-------- Provided entries --------
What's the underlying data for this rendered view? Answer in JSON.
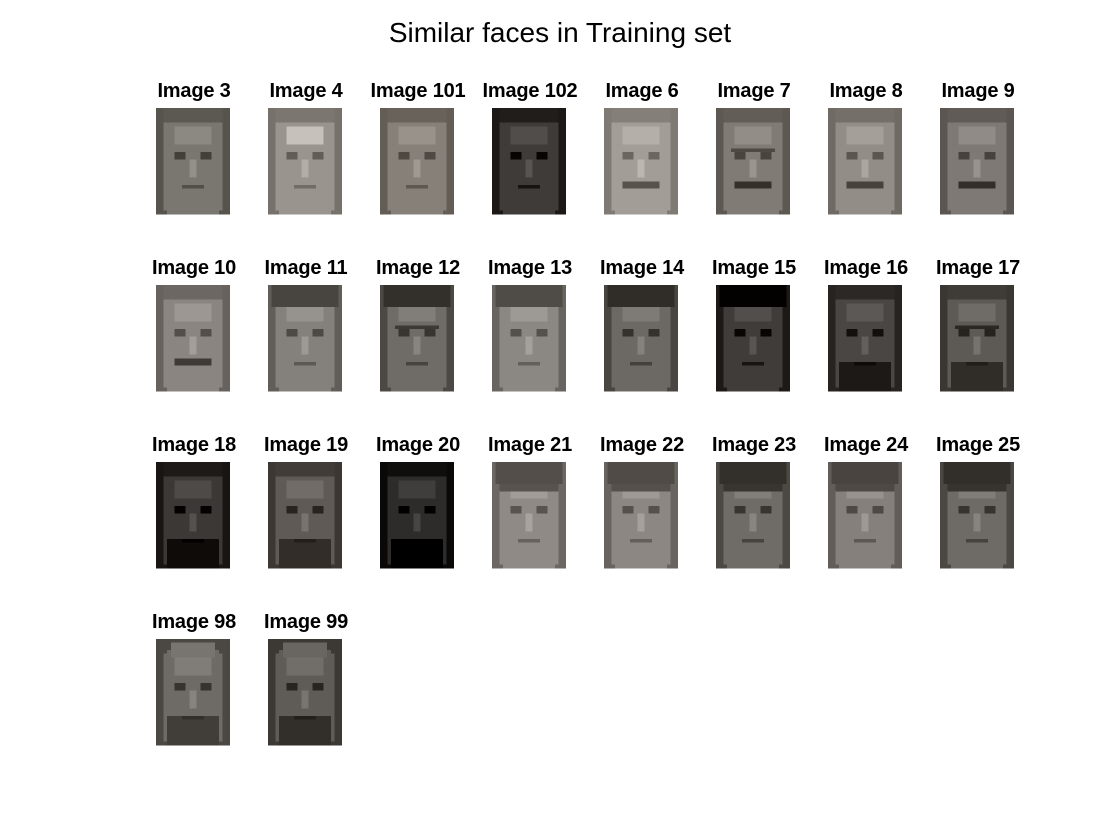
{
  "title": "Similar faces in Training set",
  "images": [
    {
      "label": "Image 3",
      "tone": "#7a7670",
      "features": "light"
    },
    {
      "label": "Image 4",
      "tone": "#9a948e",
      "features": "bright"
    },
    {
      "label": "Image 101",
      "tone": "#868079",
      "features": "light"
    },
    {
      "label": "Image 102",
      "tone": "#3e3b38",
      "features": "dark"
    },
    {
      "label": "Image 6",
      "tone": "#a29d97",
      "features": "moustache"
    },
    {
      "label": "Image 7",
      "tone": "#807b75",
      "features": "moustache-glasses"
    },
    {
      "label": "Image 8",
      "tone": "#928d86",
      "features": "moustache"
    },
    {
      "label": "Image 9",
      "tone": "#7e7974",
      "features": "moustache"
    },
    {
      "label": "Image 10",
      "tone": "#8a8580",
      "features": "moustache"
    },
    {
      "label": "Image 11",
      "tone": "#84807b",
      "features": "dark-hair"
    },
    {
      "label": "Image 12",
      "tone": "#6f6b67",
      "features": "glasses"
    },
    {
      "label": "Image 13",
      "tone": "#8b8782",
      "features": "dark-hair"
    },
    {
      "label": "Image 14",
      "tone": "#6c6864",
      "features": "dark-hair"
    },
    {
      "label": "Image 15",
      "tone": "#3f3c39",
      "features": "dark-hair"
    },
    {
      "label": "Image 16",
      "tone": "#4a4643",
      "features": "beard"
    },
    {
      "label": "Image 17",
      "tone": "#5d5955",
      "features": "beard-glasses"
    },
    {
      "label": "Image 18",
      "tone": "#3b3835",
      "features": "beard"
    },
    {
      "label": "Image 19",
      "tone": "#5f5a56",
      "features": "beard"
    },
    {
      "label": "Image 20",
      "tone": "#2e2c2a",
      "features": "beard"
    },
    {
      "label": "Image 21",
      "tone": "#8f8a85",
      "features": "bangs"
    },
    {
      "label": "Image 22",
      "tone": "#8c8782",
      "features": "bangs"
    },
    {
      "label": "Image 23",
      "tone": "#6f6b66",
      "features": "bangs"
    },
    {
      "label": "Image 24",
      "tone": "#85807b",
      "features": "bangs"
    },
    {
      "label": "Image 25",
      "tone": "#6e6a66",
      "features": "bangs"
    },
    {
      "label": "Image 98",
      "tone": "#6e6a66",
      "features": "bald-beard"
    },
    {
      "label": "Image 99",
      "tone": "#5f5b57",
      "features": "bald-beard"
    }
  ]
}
--------
-------- Provided entries --------
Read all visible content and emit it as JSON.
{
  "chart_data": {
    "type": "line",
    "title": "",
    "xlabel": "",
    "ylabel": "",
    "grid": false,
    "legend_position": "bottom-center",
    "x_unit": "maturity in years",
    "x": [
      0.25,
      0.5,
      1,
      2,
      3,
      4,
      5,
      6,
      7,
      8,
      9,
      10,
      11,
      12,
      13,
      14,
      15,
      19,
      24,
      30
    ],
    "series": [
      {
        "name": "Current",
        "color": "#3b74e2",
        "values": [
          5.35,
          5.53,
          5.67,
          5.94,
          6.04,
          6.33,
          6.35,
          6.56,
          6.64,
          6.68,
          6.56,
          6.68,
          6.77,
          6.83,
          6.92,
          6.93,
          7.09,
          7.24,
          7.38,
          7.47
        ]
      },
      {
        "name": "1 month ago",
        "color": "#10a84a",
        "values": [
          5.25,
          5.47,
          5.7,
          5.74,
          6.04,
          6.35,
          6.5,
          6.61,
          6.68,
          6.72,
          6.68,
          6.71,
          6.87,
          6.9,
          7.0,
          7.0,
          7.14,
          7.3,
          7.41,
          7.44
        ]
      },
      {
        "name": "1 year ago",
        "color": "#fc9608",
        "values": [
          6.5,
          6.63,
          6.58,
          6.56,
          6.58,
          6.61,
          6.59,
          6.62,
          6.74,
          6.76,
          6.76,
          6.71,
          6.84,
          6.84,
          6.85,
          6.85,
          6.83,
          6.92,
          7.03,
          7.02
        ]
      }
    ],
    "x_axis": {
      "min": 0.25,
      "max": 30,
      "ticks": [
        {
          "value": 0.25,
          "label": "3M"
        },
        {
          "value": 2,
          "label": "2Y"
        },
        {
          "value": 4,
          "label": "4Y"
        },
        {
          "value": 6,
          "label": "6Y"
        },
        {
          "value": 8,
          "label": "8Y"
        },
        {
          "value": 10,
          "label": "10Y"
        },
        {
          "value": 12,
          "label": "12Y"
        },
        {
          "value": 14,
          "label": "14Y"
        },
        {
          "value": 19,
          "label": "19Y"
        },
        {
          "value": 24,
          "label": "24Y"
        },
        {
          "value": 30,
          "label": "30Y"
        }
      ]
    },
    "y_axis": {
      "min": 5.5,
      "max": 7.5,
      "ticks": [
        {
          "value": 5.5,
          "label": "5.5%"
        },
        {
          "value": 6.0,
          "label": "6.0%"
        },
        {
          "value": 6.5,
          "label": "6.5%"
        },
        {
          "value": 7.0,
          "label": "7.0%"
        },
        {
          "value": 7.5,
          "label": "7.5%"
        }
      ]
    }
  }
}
--------
> **Goal**
Copy all lines of the listing above that contain the string "JSON".

> **Solution to the exercise**
What's the underlying data for this rendered view? Answer in JSON.
Read all visible content and emit it as JSON.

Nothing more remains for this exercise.